__GIVEN REQUEST__.
Exactly repeat all the records below, omitting the images they hold.

Stored records
-- Start --
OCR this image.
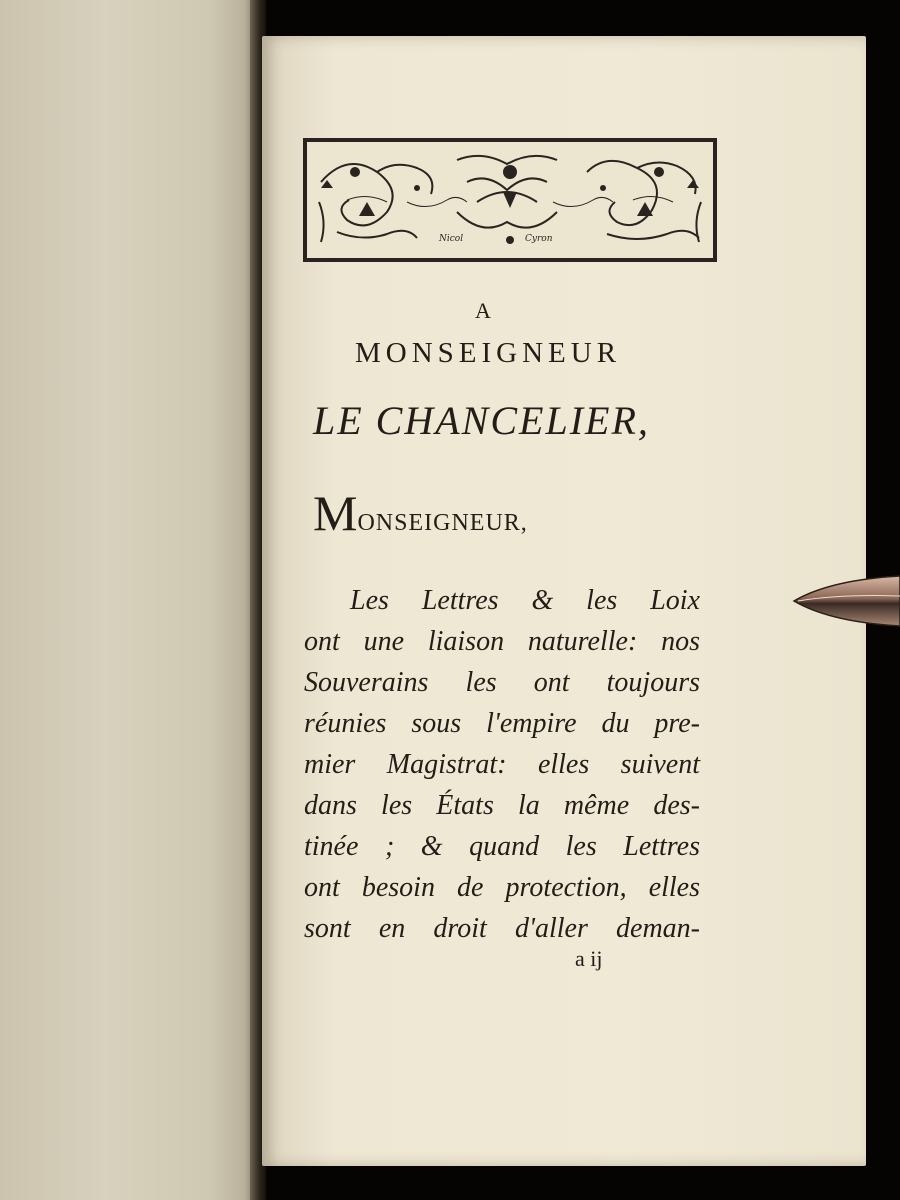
Nicol	Cyron
A
MONSEIGNEUR
LE CHANCELIER,
MONSEIGNEUR,
Les Lettres & les Loix
ont une liaison naturelle: nos
Souverains les ont toujours
réunies sous l'empire du pre-
mier Magistrat: elles suivent
dans les États la même des-
tinée ; & quand les Lettres
ont besoin de protection, elles
sont en droit d'aller deman-
a ij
-- End --
__WRITTEN RESPONSE__.
OCR this image.
Nicol	Cyron
A
MONSEIGNEUR
LE CHANCELIER,
MONSEIGNEUR,
Les Lettres & les Loix
ont une liaison naturelle: nos
Souverains les ont toujours
réunies sous l'empire du pre-
mier Magistrat: elles suivent
dans les États la même des-
tinée ; & quand les Lettres
ont besoin de protection, elles
sont en droit d'aller deman-
a ij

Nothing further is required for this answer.